> Task directions: Extract each line where the string "percent" shows up.

> Record list:
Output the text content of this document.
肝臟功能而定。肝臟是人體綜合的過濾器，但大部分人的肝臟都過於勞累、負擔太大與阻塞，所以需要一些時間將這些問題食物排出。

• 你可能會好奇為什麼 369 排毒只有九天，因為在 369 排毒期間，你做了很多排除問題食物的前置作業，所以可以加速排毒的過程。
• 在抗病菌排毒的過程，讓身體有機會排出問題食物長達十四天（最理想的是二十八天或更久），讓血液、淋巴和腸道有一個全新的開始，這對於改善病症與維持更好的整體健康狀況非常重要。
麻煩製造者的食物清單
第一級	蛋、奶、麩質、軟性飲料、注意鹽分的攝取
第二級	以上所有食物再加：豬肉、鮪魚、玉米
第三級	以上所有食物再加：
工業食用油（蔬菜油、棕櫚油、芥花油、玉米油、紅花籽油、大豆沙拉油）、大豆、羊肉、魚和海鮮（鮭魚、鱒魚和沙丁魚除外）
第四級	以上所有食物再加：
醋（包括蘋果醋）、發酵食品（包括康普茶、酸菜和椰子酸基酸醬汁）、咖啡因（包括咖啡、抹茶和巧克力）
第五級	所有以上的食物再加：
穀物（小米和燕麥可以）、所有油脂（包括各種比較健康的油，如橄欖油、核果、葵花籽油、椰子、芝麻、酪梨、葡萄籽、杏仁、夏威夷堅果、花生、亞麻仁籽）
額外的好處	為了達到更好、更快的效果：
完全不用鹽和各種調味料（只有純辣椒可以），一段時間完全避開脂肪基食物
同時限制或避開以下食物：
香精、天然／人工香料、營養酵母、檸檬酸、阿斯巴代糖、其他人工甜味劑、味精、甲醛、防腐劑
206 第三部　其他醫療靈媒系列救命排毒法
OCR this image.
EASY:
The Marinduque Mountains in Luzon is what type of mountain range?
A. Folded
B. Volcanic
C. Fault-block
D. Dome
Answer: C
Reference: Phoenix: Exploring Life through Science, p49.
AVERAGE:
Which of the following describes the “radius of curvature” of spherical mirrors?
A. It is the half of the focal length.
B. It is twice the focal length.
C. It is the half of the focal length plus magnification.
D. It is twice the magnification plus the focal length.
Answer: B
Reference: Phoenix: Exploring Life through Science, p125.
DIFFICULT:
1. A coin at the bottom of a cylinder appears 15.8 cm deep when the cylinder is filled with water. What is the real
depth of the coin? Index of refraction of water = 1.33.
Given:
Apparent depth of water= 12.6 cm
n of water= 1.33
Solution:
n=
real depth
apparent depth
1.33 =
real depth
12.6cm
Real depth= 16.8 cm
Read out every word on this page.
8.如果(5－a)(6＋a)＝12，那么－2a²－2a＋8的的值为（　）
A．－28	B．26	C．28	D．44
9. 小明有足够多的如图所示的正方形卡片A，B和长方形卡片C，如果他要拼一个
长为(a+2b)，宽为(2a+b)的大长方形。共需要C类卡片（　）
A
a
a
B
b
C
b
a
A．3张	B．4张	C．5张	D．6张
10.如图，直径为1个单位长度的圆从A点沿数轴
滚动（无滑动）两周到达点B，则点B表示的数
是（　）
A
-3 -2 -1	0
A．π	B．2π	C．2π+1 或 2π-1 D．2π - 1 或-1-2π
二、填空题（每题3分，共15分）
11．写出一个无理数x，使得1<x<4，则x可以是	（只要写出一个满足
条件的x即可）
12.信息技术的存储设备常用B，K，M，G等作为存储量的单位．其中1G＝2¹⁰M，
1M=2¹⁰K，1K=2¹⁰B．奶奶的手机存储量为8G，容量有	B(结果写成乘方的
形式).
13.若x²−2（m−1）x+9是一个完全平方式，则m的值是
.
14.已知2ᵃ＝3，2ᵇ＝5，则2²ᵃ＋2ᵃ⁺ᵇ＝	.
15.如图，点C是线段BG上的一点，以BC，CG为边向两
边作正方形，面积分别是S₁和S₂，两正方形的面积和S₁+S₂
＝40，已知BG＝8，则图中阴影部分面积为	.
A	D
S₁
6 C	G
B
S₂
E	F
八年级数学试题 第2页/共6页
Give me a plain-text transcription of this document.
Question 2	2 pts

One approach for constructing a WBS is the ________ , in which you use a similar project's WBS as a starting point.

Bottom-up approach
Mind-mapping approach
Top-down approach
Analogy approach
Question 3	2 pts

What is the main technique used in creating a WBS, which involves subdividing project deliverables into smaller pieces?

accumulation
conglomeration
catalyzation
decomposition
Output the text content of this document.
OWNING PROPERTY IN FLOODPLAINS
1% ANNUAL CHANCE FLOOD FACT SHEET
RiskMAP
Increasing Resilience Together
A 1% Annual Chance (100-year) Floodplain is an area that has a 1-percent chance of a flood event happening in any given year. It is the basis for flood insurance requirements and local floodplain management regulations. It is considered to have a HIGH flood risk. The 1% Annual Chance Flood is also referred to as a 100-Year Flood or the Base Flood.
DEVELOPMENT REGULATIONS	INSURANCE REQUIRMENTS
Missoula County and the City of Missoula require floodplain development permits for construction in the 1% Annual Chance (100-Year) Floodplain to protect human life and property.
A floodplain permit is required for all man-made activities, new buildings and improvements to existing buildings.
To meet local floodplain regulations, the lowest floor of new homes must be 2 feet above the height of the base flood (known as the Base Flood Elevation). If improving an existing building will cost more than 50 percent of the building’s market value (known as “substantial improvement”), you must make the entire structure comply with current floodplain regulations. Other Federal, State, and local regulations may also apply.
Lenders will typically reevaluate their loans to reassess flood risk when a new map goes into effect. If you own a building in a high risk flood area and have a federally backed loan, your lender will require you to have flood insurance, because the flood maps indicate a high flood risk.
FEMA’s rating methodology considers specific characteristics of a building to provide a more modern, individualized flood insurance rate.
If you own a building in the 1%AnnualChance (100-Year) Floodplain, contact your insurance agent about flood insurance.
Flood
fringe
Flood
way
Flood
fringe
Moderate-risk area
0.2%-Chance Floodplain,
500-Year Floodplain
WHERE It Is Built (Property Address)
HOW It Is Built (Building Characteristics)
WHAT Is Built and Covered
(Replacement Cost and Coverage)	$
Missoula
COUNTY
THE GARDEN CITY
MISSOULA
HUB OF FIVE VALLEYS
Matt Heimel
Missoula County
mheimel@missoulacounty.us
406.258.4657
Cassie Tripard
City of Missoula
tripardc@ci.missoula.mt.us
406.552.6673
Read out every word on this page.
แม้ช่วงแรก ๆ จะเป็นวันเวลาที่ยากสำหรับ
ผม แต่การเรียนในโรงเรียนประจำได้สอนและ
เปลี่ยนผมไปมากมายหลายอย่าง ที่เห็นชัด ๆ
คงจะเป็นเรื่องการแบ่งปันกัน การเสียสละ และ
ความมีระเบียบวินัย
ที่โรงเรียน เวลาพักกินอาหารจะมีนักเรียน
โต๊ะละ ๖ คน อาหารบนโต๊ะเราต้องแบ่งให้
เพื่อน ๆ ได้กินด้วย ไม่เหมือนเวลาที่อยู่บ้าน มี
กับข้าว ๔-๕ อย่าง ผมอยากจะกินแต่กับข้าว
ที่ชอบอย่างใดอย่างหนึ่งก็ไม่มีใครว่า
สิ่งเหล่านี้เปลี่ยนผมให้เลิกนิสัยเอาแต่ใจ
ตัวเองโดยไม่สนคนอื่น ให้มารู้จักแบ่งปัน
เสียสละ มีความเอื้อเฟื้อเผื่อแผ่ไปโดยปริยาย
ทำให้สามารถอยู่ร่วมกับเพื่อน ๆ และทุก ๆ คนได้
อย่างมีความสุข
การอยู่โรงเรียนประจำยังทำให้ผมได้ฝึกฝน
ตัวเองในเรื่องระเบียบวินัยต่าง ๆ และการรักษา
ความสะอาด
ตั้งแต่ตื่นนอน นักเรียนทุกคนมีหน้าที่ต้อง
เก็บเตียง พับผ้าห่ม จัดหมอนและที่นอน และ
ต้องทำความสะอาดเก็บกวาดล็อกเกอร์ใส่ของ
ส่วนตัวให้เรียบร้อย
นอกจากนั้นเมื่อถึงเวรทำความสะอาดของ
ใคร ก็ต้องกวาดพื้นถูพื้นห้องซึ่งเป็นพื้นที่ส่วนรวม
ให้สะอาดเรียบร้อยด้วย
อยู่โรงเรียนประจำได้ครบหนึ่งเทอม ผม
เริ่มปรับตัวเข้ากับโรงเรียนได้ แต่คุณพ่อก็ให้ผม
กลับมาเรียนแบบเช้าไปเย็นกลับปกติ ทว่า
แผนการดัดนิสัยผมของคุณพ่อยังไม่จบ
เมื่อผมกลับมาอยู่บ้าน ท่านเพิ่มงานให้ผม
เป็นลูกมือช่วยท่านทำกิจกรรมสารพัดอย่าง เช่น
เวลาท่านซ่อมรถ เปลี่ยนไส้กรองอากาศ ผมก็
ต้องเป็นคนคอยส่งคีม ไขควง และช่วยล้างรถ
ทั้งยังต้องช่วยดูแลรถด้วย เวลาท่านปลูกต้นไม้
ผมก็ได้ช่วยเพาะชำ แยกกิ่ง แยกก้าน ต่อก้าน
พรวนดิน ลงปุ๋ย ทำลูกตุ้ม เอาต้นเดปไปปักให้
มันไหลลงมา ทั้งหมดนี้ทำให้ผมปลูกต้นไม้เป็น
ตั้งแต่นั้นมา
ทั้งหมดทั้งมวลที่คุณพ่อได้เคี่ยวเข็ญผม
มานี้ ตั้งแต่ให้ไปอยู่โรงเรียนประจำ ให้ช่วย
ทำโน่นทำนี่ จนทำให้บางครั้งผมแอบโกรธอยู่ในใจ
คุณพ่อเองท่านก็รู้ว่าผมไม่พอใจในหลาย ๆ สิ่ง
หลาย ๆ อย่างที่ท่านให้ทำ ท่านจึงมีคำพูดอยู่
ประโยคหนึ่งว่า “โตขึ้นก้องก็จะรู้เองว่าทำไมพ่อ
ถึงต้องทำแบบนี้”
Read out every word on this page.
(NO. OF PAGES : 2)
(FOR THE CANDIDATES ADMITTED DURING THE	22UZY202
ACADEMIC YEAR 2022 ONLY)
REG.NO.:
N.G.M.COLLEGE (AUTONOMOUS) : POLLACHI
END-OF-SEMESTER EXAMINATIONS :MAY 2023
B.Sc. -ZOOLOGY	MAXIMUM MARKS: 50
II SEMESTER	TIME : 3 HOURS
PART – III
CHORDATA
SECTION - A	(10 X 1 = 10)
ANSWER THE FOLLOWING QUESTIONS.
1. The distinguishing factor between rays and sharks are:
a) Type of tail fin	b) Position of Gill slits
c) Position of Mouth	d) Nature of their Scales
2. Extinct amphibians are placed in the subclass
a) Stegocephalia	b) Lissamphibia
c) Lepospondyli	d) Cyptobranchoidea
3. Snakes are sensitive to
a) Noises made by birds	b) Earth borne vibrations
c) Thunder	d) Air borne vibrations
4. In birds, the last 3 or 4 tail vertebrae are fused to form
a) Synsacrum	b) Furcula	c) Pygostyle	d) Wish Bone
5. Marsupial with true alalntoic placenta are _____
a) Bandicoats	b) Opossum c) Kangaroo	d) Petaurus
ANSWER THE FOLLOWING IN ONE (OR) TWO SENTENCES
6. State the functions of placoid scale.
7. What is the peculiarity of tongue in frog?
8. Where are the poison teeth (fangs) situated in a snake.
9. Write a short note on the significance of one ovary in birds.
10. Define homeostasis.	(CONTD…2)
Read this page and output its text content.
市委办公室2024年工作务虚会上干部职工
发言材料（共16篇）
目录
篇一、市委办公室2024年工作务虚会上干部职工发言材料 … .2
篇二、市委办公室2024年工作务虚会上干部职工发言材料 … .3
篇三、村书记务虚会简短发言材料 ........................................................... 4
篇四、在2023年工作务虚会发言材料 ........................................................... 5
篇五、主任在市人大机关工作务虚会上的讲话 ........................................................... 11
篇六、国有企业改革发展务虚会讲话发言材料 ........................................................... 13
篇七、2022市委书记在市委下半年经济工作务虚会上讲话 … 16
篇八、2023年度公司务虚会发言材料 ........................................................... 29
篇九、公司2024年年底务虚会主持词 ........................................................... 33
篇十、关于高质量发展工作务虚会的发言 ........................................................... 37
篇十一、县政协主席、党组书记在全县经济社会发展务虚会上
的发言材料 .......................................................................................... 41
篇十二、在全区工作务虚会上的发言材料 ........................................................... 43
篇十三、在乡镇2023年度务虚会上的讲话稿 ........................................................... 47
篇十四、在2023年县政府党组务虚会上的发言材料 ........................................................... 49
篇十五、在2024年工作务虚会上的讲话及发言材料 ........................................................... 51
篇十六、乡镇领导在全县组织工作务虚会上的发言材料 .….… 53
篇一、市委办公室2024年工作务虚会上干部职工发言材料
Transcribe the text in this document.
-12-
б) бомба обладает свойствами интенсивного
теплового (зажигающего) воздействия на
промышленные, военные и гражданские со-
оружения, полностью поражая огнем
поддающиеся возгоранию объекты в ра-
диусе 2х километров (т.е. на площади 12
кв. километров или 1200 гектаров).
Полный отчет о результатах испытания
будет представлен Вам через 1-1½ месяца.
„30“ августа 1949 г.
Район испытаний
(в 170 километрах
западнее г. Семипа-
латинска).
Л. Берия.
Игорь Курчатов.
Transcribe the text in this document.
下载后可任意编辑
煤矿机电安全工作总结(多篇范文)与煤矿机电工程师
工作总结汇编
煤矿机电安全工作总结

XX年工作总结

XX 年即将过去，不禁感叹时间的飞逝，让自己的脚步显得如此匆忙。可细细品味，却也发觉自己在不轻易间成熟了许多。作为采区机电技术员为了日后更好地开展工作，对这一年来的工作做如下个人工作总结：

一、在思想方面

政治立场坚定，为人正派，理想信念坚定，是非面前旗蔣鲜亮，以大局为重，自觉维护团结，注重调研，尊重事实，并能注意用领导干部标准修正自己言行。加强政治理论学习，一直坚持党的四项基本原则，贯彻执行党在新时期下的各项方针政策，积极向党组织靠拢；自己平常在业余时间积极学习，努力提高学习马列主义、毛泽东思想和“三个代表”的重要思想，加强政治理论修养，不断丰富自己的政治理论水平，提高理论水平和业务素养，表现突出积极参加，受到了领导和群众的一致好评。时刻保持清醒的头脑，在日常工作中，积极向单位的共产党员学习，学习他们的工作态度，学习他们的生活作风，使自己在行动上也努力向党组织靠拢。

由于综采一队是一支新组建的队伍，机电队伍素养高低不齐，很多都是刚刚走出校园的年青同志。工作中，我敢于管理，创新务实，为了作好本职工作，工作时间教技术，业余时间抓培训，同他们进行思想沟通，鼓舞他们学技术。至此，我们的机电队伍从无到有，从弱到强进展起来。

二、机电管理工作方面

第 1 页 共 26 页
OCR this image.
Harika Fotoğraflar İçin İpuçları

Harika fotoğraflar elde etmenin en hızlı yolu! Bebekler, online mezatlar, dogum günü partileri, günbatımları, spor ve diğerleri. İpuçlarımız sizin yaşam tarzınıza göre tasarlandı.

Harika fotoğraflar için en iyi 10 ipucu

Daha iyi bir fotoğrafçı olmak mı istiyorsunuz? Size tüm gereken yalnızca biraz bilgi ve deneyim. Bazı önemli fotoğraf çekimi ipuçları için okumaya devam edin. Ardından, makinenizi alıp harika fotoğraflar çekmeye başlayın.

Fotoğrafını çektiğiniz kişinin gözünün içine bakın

> The solution:
A 1% Annual Chance (100-year) Floodplain is an area that has a 1-percent chance of a flood event happening in any given year. It is the basis for flood insurance requirements and local floodplain management regulations. It is considered to have a HIGH flood risk. The 1% Annual Chance Flood is also referred to as a 100-Year Flood or the Base Flood.
To meet local floodplain regulations, the lowest floor of new homes must be 2 feet above the height of the base flood (known as the Base Flood Elevation). If improving an existing building will cost more than 50 percent of the building’s market value (known as “substantial improvement”), you must make the entire structure comply with current floodplain regulations. Other Federal, State, and local regulations may also apply.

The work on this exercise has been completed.